> **Provided material**
★ ★ ★

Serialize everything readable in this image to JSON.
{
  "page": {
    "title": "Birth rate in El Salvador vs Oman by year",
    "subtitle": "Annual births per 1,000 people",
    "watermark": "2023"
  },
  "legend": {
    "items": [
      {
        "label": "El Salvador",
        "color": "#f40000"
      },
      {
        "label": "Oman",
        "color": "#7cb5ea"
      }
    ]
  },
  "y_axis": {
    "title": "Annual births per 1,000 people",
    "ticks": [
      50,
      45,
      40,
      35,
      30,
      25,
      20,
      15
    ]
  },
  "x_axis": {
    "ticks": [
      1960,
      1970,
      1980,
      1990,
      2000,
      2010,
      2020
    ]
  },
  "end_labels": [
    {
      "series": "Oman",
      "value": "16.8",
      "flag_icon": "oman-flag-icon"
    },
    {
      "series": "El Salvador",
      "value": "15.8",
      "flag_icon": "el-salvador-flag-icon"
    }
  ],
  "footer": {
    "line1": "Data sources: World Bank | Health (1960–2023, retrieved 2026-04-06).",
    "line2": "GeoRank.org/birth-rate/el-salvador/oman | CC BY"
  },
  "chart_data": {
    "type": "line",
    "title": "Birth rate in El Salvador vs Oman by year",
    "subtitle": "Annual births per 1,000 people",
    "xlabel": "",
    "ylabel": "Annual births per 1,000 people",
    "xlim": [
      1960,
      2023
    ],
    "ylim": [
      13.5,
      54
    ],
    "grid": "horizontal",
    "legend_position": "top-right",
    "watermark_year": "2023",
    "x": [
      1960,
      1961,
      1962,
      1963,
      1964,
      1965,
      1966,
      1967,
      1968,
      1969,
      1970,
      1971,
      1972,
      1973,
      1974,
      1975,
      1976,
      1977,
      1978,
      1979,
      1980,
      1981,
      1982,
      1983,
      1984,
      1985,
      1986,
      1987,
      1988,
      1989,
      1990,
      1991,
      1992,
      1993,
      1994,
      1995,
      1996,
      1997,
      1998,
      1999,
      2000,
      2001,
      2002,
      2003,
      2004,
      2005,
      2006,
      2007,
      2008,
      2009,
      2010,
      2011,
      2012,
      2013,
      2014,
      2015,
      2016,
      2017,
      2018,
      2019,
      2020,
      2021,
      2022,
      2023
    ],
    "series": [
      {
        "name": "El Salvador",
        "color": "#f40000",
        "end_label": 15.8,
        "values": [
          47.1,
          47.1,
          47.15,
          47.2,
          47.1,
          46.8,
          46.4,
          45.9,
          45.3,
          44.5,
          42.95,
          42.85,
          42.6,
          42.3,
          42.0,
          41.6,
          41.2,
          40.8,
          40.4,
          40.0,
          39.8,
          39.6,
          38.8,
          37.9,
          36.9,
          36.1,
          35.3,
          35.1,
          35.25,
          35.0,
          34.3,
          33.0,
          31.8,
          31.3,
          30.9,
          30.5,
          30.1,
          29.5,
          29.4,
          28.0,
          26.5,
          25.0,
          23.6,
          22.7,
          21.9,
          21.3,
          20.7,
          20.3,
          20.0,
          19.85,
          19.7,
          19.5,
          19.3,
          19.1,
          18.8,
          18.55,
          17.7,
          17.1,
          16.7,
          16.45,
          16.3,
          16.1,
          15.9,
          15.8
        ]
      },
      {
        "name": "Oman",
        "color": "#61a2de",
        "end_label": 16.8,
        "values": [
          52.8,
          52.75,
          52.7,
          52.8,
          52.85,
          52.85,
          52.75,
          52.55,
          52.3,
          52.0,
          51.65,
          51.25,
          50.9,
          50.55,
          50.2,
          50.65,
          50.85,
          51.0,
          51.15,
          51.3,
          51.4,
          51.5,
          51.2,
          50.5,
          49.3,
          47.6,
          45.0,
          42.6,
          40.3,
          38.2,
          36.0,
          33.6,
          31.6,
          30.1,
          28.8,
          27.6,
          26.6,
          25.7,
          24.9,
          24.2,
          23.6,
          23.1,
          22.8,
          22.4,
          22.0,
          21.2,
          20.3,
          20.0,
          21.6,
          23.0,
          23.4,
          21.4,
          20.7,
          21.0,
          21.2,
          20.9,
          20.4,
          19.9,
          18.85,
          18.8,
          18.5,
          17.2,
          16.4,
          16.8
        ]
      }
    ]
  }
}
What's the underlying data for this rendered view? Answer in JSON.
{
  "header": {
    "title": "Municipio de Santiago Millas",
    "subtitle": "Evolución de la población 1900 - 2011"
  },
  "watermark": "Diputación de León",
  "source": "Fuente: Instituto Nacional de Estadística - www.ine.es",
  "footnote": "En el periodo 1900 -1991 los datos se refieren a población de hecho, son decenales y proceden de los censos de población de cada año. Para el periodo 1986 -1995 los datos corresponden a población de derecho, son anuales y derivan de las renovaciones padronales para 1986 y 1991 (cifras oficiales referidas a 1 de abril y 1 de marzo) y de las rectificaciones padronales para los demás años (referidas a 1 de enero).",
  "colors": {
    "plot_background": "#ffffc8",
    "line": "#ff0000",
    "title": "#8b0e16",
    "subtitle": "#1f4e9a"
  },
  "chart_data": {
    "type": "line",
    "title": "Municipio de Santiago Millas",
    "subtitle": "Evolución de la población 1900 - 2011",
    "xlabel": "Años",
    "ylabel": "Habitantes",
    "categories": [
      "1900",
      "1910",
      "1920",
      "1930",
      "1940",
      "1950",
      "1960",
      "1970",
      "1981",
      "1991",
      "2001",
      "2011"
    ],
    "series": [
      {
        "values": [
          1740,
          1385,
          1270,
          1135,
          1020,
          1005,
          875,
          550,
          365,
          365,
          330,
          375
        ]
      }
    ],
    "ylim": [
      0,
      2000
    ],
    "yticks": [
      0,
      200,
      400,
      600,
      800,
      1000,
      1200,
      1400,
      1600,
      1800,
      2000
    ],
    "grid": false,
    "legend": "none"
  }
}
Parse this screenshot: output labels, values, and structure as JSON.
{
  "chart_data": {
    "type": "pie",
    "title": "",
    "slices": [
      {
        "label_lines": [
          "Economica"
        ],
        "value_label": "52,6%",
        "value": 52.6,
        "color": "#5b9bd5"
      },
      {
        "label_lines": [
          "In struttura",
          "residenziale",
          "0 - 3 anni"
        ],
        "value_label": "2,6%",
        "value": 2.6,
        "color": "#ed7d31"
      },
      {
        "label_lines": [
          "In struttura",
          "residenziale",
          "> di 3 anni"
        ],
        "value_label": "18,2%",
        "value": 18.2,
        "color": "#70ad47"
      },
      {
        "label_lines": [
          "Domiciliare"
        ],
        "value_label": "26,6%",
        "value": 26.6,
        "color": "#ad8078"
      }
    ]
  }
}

★ ★ ★

> **Your instructions**
Report how many lines hold the string "this", giving the number and nothing else.

> **Task result**
3